Your task: Skip any picture you find and retype all the remaining lines exactly.
________
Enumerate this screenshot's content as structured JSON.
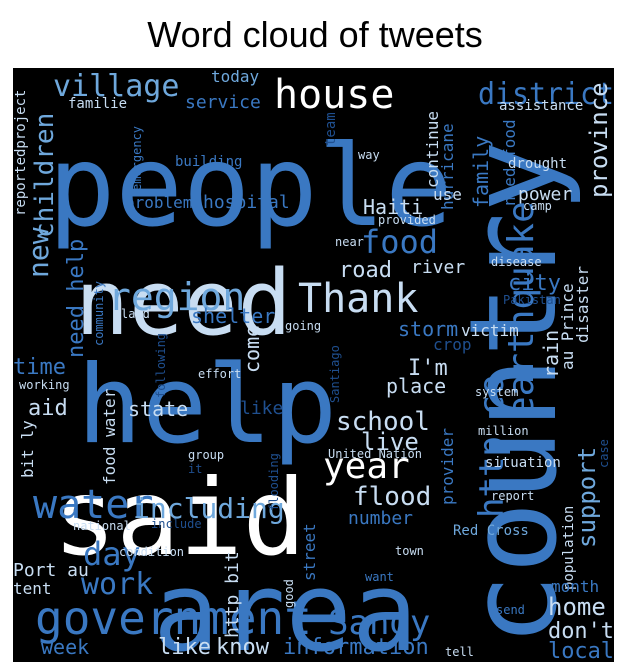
{
  "title": "Word cloud of tweets",
  "palette": {
    "background": "#000000",
    "dark": "#1f4f8f",
    "mid": "#3a78c2",
    "light": "#6fa8dc",
    "pale": "#c8ddf2",
    "white": "#ffffff"
  },
  "chart_data": {
    "type": "wordcloud",
    "title": "Word cloud of tweets",
    "words": [
      {
        "text": "people",
        "shade": "mid"
      },
      {
        "text": "need",
        "shade": "pale"
      },
      {
        "text": "help",
        "shade": "mid"
      },
      {
        "text": "said",
        "shade": "white"
      },
      {
        "text": "area",
        "shade": "mid"
      },
      {
        "text": "country",
        "shade": "mid"
      },
      {
        "text": "government",
        "shade": "mid"
      },
      {
        "text": "water",
        "shade": "mid"
      },
      {
        "text": "house",
        "shade": "white"
      },
      {
        "text": "village",
        "shade": "light"
      },
      {
        "text": "food",
        "shade": "mid"
      },
      {
        "text": "region",
        "shade": "light"
      },
      {
        "text": "Thank",
        "shade": "pale"
      },
      {
        "text": "earthquake",
        "shade": "mid"
      },
      {
        "text": "http co",
        "shade": "mid"
      },
      {
        "text": "Sandy",
        "shade": "mid"
      },
      {
        "text": "year",
        "shade": "white"
      },
      {
        "text": "including",
        "shade": "light"
      },
      {
        "text": "work",
        "shade": "mid"
      },
      {
        "text": "day",
        "shade": "mid"
      },
      {
        "text": "school",
        "shade": "pale"
      },
      {
        "text": "district",
        "shade": "mid"
      },
      {
        "text": "province",
        "shade": "pale"
      },
      {
        "text": "children",
        "shade": "light"
      },
      {
        "text": "new",
        "shade": "light"
      },
      {
        "text": "flood",
        "shade": "pale"
      },
      {
        "text": "live",
        "shade": "pale"
      },
      {
        "text": "road",
        "shade": "pale"
      },
      {
        "text": "storm",
        "shade": "mid"
      },
      {
        "text": "city",
        "shade": "mid"
      },
      {
        "text": "support",
        "shade": "light"
      },
      {
        "text": "home",
        "shade": "pale"
      },
      {
        "text": "information",
        "shade": "mid"
      },
      {
        "text": "like",
        "shade": "pale"
      },
      {
        "text": "know",
        "shade": "pale"
      },
      {
        "text": "week",
        "shade": "mid"
      },
      {
        "text": "local",
        "shade": "mid"
      },
      {
        "text": "don't",
        "shade": "pale"
      },
      {
        "text": "time",
        "shade": "mid"
      },
      {
        "text": "aid",
        "shade": "pale"
      },
      {
        "text": "state",
        "shade": "pale"
      },
      {
        "text": "like",
        "shade": "dark"
      },
      {
        "text": "I'm",
        "shade": "pale"
      },
      {
        "text": "place",
        "shade": "pale"
      },
      {
        "text": "rain",
        "shade": "pale"
      },
      {
        "text": "come",
        "shade": "pale"
      },
      {
        "text": "Haiti",
        "shade": "pale"
      },
      {
        "text": "river",
        "shade": "pale"
      },
      {
        "text": "shelter",
        "shade": "mid"
      },
      {
        "text": "hospital",
        "shade": "mid"
      },
      {
        "text": "problem",
        "shade": "mid"
      },
      {
        "text": "service",
        "shade": "mid"
      },
      {
        "text": "today",
        "shade": "light"
      },
      {
        "text": "familie",
        "shade": "pale"
      },
      {
        "text": "assistance",
        "shade": "pale"
      },
      {
        "text": "hurricane",
        "shade": "mid"
      },
      {
        "text": "continue",
        "shade": "pale"
      },
      {
        "text": "family",
        "shade": "mid"
      },
      {
        "text": "need food",
        "shade": "mid"
      },
      {
        "text": "drought",
        "shade": "pale"
      },
      {
        "text": "power",
        "shade": "pale"
      },
      {
        "text": "camp",
        "shade": "pale"
      },
      {
        "text": "use",
        "shade": "pale"
      },
      {
        "text": "provided",
        "shade": "pale"
      },
      {
        "text": "disease",
        "shade": "pale"
      },
      {
        "text": "Pakistan",
        "shade": "dark"
      },
      {
        "text": "disaster",
        "shade": "pale"
      },
      {
        "text": "au Prince",
        "shade": "pale"
      },
      {
        "text": "victim",
        "shade": "pale"
      },
      {
        "text": "crop",
        "shade": "dark"
      },
      {
        "text": "system",
        "shade": "pale"
      },
      {
        "text": "million",
        "shade": "pale"
      },
      {
        "text": "situation",
        "shade": "pale"
      },
      {
        "text": "case",
        "shade": "dark"
      },
      {
        "text": "report",
        "shade": "pale"
      },
      {
        "text": "Red Cross",
        "shade": "light"
      },
      {
        "text": "population",
        "shade": "pale"
      },
      {
        "text": "month",
        "shade": "mid"
      },
      {
        "text": "send",
        "shade": "mid"
      },
      {
        "text": "tell",
        "shade": "pale"
      },
      {
        "text": "town",
        "shade": "pale"
      },
      {
        "text": "want",
        "shade": "mid"
      },
      {
        "text": "number",
        "shade": "mid"
      },
      {
        "text": "provider",
        "shade": "mid"
      },
      {
        "text": "United Nation",
        "shade": "pale"
      },
      {
        "text": "Santiago",
        "shade": "dark"
      },
      {
        "text": "flooding",
        "shade": "dark"
      },
      {
        "text": "street",
        "shade": "mid"
      },
      {
        "text": "good",
        "shade": "pale"
      },
      {
        "text": "http bit",
        "shade": "pale"
      },
      {
        "text": "condition",
        "shade": "pale"
      },
      {
        "text": "national",
        "shade": "pale"
      },
      {
        "text": "include",
        "shade": "dark"
      },
      {
        "text": "Port au",
        "shade": "pale"
      },
      {
        "text": "tent",
        "shade": "pale"
      },
      {
        "text": "food water",
        "shade": "pale"
      },
      {
        "text": "bit ly",
        "shade": "pale"
      },
      {
        "text": "working",
        "shade": "pale"
      },
      {
        "text": "group",
        "shade": "pale"
      },
      {
        "text": "it",
        "shade": "dark"
      },
      {
        "text": "effort",
        "shade": "pale"
      },
      {
        "text": "following",
        "shade": "dark"
      },
      {
        "text": "going",
        "shade": "pale"
      },
      {
        "text": "land",
        "shade": "pale"
      },
      {
        "text": "community",
        "shade": "mid"
      },
      {
        "text": "need help",
        "shade": "mid"
      },
      {
        "text": "near",
        "shade": "pale"
      },
      {
        "text": "way",
        "shade": "pale"
      },
      {
        "text": "building",
        "shade": "mid"
      },
      {
        "text": "emergency",
        "shade": "mid"
      },
      {
        "text": "team",
        "shade": "dark"
      },
      {
        "text": "reportedproject",
        "shade": "pale"
      }
    ]
  }
}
________
Full answer:
Enumerate this screenshot's content as structured JSON.
{
  "title": "Word cloud of tweets",
  "palette": {
    "background": "#000000",
    "dark": "#1f4f8f",
    "mid": "#3a78c2",
    "light": "#6fa8dc",
    "pale": "#c8ddf2",
    "white": "#ffffff"
  },
  "chart_data": {
    "type": "wordcloud",
    "title": "Word cloud of tweets",
    "words": [
      {
        "text": "people",
        "shade": "mid"
      },
      {
        "text": "need",
        "shade": "pale"
      },
      {
        "text": "help",
        "shade": "mid"
      },
      {
        "text": "said",
        "shade": "white"
      },
      {
        "text": "area",
        "shade": "mid"
      },
      {
        "text": "country",
        "shade": "mid"
      },
      {
        "text": "government",
        "shade": "mid"
      },
      {
        "text": "water",
        "shade": "mid"
      },
      {
        "text": "house",
        "shade": "white"
      },
      {
        "text": "village",
        "shade": "light"
      },
      {
        "text": "food",
        "shade": "mid"
      },
      {
        "text": "region",
        "shade": "light"
      },
      {
        "text": "Thank",
        "shade": "pale"
      },
      {
        "text": "earthquake",
        "shade": "mid"
      },
      {
        "text": "http co",
        "shade": "mid"
      },
      {
        "text": "Sandy",
        "shade": "mid"
      },
      {
        "text": "year",
        "shade": "white"
      },
      {
        "text": "including",
        "shade": "light"
      },
      {
        "text": "work",
        "shade": "mid"
      },
      {
        "text": "day",
        "shade": "mid"
      },
      {
        "text": "school",
        "shade": "pale"
      },
      {
        "text": "district",
        "shade": "mid"
      },
      {
        "text": "province",
        "shade": "pale"
      },
      {
        "text": "children",
        "shade": "light"
      },
      {
        "text": "new",
        "shade": "light"
      },
      {
        "text": "flood",
        "shade": "pale"
      },
      {
        "text": "live",
        "shade": "pale"
      },
      {
        "text": "road",
        "shade": "pale"
      },
      {
        "text": "storm",
        "shade": "mid"
      },
      {
        "text": "city",
        "shade": "mid"
      },
      {
        "text": "support",
        "shade": "light"
      },
      {
        "text": "home",
        "shade": "pale"
      },
      {
        "text": "information",
        "shade": "mid"
      },
      {
        "text": "like",
        "shade": "pale"
      },
      {
        "text": "know",
        "shade": "pale"
      },
      {
        "text": "week",
        "shade": "mid"
      },
      {
        "text": "local",
        "shade": "mid"
      },
      {
        "text": "don't",
        "shade": "pale"
      },
      {
        "text": "time",
        "shade": "mid"
      },
      {
        "text": "aid",
        "shade": "pale"
      },
      {
        "text": "state",
        "shade": "pale"
      },
      {
        "text": "like",
        "shade": "dark"
      },
      {
        "text": "I'm",
        "shade": "pale"
      },
      {
        "text": "place",
        "shade": "pale"
      },
      {
        "text": "rain",
        "shade": "pale"
      },
      {
        "text": "come",
        "shade": "pale"
      },
      {
        "text": "Haiti",
        "shade": "pale"
      },
      {
        "text": "river",
        "shade": "pale"
      },
      {
        "text": "shelter",
        "shade": "mid"
      },
      {
        "text": "hospital",
        "shade": "mid"
      },
      {
        "text": "problem",
        "shade": "mid"
      },
      {
        "text": "service",
        "shade": "mid"
      },
      {
        "text": "today",
        "shade": "light"
      },
      {
        "text": "familie",
        "shade": "pale"
      },
      {
        "text": "assistance",
        "shade": "pale"
      },
      {
        "text": "hurricane",
        "shade": "mid"
      },
      {
        "text": "continue",
        "shade": "pale"
      },
      {
        "text": "family",
        "shade": "mid"
      },
      {
        "text": "need food",
        "shade": "mid"
      },
      {
        "text": "drought",
        "shade": "pale"
      },
      {
        "text": "power",
        "shade": "pale"
      },
      {
        "text": "camp",
        "shade": "pale"
      },
      {
        "text": "use",
        "shade": "pale"
      },
      {
        "text": "provided",
        "shade": "pale"
      },
      {
        "text": "disease",
        "shade": "pale"
      },
      {
        "text": "Pakistan",
        "shade": "dark"
      },
      {
        "text": "disaster",
        "shade": "pale"
      },
      {
        "text": "au Prince",
        "shade": "pale"
      },
      {
        "text": "victim",
        "shade": "pale"
      },
      {
        "text": "crop",
        "shade": "dark"
      },
      {
        "text": "system",
        "shade": "pale"
      },
      {
        "text": "million",
        "shade": "pale"
      },
      {
        "text": "situation",
        "shade": "pale"
      },
      {
        "text": "case",
        "shade": "dark"
      },
      {
        "text": "report",
        "shade": "pale"
      },
      {
        "text": "Red Cross",
        "shade": "light"
      },
      {
        "text": "population",
        "shade": "pale"
      },
      {
        "text": "month",
        "shade": "mid"
      },
      {
        "text": "send",
        "shade": "mid"
      },
      {
        "text": "tell",
        "shade": "pale"
      },
      {
        "text": "town",
        "shade": "pale"
      },
      {
        "text": "want",
        "shade": "mid"
      },
      {
        "text": "number",
        "shade": "mid"
      },
      {
        "text": "provider",
        "shade": "mid"
      },
      {
        "text": "United Nation",
        "shade": "pale"
      },
      {
        "text": "Santiago",
        "shade": "dark"
      },
      {
        "text": "flooding",
        "shade": "dark"
      },
      {
        "text": "street",
        "shade": "mid"
      },
      {
        "text": "good",
        "shade": "pale"
      },
      {
        "text": "http bit",
        "shade": "pale"
      },
      {
        "text": "condition",
        "shade": "pale"
      },
      {
        "text": "national",
        "shade": "pale"
      },
      {
        "text": "include",
        "shade": "dark"
      },
      {
        "text": "Port au",
        "shade": "pale"
      },
      {
        "text": "tent",
        "shade": "pale"
      },
      {
        "text": "food water",
        "shade": "pale"
      },
      {
        "text": "bit ly",
        "shade": "pale"
      },
      {
        "text": "working",
        "shade": "pale"
      },
      {
        "text": "group",
        "shade": "pale"
      },
      {
        "text": "it",
        "shade": "dark"
      },
      {
        "text": "effort",
        "shade": "pale"
      },
      {
        "text": "following",
        "shade": "dark"
      },
      {
        "text": "going",
        "shade": "pale"
      },
      {
        "text": "land",
        "shade": "pale"
      },
      {
        "text": "community",
        "shade": "mid"
      },
      {
        "text": "need help",
        "shade": "mid"
      },
      {
        "text": "near",
        "shade": "pale"
      },
      {
        "text": "way",
        "shade": "pale"
      },
      {
        "text": "building",
        "shade": "mid"
      },
      {
        "text": "emergency",
        "shade": "mid"
      },
      {
        "text": "team",
        "shade": "dark"
      },
      {
        "text": "reportedproject",
        "shade": "pale"
      }
    ]
  }
}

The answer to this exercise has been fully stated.